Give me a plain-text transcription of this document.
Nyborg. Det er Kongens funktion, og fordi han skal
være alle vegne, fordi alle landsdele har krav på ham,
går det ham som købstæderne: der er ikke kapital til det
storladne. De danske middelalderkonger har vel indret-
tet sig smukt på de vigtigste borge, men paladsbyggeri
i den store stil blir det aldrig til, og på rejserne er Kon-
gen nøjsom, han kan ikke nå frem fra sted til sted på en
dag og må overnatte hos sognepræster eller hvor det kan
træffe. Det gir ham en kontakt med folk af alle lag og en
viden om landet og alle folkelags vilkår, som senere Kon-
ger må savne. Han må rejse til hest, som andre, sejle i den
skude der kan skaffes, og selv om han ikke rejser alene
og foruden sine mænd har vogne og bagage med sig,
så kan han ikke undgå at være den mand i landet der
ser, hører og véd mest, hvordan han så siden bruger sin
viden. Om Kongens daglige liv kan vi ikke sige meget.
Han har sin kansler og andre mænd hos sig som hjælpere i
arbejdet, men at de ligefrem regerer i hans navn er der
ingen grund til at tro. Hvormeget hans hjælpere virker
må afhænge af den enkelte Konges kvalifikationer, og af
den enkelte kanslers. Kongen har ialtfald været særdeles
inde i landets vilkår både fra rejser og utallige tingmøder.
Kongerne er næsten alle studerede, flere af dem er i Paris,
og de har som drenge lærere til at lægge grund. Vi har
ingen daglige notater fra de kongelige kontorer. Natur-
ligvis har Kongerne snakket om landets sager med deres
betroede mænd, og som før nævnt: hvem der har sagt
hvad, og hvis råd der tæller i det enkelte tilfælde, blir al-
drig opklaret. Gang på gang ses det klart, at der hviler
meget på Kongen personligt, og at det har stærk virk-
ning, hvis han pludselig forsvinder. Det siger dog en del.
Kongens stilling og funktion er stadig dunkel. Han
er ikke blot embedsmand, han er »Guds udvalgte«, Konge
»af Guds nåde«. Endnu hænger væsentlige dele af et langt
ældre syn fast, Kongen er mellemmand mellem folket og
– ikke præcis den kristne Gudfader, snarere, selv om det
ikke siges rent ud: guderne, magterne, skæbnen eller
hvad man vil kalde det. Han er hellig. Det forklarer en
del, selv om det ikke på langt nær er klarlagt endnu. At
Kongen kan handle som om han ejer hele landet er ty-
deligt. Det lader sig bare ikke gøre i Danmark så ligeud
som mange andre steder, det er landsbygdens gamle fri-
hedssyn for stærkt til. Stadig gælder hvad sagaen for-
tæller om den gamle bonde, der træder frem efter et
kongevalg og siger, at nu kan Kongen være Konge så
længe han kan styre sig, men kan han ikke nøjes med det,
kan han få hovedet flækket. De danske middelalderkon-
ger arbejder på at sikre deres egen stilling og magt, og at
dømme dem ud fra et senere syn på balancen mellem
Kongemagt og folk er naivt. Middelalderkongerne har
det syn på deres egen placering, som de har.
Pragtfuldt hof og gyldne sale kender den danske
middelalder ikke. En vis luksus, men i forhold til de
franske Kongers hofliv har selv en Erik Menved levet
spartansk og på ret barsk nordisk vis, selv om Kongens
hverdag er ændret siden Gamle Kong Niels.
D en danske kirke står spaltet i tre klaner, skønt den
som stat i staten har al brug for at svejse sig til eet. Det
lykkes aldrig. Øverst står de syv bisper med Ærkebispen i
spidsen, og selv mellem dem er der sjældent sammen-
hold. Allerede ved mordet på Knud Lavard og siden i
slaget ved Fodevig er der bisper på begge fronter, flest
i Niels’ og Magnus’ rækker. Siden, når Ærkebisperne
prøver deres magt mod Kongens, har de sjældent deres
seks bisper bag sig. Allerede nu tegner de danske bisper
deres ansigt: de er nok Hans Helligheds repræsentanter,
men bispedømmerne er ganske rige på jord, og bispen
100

__WHAT YOU ARE ASKED TO DO__
Repeat each of the entries above precisely as given.

__REPLY__
Give me a plain-text transcription of this document.
Nyborg. Det er Kongens funktion, og fordi han skal
være alle vegne, fordi alle landsdele har krav på ham,
går det ham som købstæderne: der er ikke kapital til det
storladne. De danske middelalderkonger har vel indret-
tet sig smukt på de vigtigste borge, men paladsbyggeri
i den store stil blir det aldrig til, og på rejserne er Kon-
gen nøjsom, han kan ikke nå frem fra sted til sted på en
dag og må overnatte hos sognepræster eller hvor det kan
træffe. Det gir ham en kontakt med folk af alle lag og en
viden om landet og alle folkelags vilkår, som senere Kon-
ger må savne. Han må rejse til hest, som andre, sejle i den
skude der kan skaffes, og selv om han ikke rejser alene
og foruden sine mænd har vogne og bagage med sig,
så kan han ikke undgå at være den mand i landet der
ser, hører og véd mest, hvordan han så siden bruger sin
viden. Om Kongens daglige liv kan vi ikke sige meget.
Han har sin kansler og andre mænd hos sig som hjælpere i
arbejdet, men at de ligefrem regerer i hans navn er der
ingen grund til at tro. Hvormeget hans hjælpere virker
må afhænge af den enkelte Konges kvalifikationer, og af
den enkelte kanslers. Kongen har ialtfald været særdeles
inde i landets vilkår både fra rejser og utallige tingmøder.
Kongerne er næsten alle studerede, flere af dem er i Paris,
og de har som drenge lærere til at lægge grund. Vi har
ingen daglige notater fra de kongelige kontorer. Natur-
ligvis har Kongerne snakket om landets sager med deres
betroede mænd, og som før nævnt: hvem der har sagt
hvad, og hvis råd der tæller i det enkelte tilfælde, blir al-
drig opklaret. Gang på gang ses det klart, at der hviler
meget på Kongen personligt, og at det har stærk virk-
ning, hvis han pludselig forsvinder. Det siger dog en del.
Kongens stilling og funktion er stadig dunkel. Han
er ikke blot embedsmand, han er »Guds udvalgte«, Konge
»af Guds nåde«. Endnu hænger væsentlige dele af et langt
ældre syn fast, Kongen er mellemmand mellem folket og
– ikke præcis den kristne Gudfader, snarere, selv om det
ikke siges rent ud: guderne, magterne, skæbnen eller
hvad man vil kalde det. Han er hellig. Det forklarer en
del, selv om det ikke på langt nær er klarlagt endnu. At
Kongen kan handle som om han ejer hele landet er ty-
deligt. Det lader sig bare ikke gøre i Danmark så ligeud
som mange andre steder, det er landsbygdens gamle fri-
hedssyn for stærkt til. Stadig gælder hvad sagaen for-
tæller om den gamle bonde, der træder frem efter et
kongevalg og siger, at nu kan Kongen være Konge så
længe han kan styre sig, men kan han ikke nøjes med det,
kan han få hovedet flækket. De danske middelalderkon-
ger arbejder på at sikre deres egen stilling og magt, og at
dømme dem ud fra et senere syn på balancen mellem
Kongemagt og folk er naivt. Middelalderkongerne har
det syn på deres egen placering, som de har.
Pragtfuldt hof og gyldne sale kender den danske
middelalder ikke. En vis luksus, men i forhold til de
franske Kongers hofliv har selv en Erik Menved levet
spartansk og på ret barsk nordisk vis, selv om Kongens
hverdag er ændret siden Gamle Kong Niels.
D en danske kirke står spaltet i tre klaner, skønt den
som stat i staten har al brug for at svejse sig til eet. Det
lykkes aldrig. Øverst står de syv bisper med Ærkebispen i
spidsen, og selv mellem dem er der sjældent sammen-
hold. Allerede ved mordet på Knud Lavard og siden i
slaget ved Fodevig er der bisper på begge fronter, flest
i Niels’ og Magnus’ rækker. Siden, når Ærkebisperne
prøver deres magt mod Kongens, har de sjældent deres
seks bisper bag sig. Allerede nu tegner de danske bisper
deres ansigt: de er nok Hans Helligheds repræsentanter,
men bispedømmerne er ganske rige på jord, og bispen
100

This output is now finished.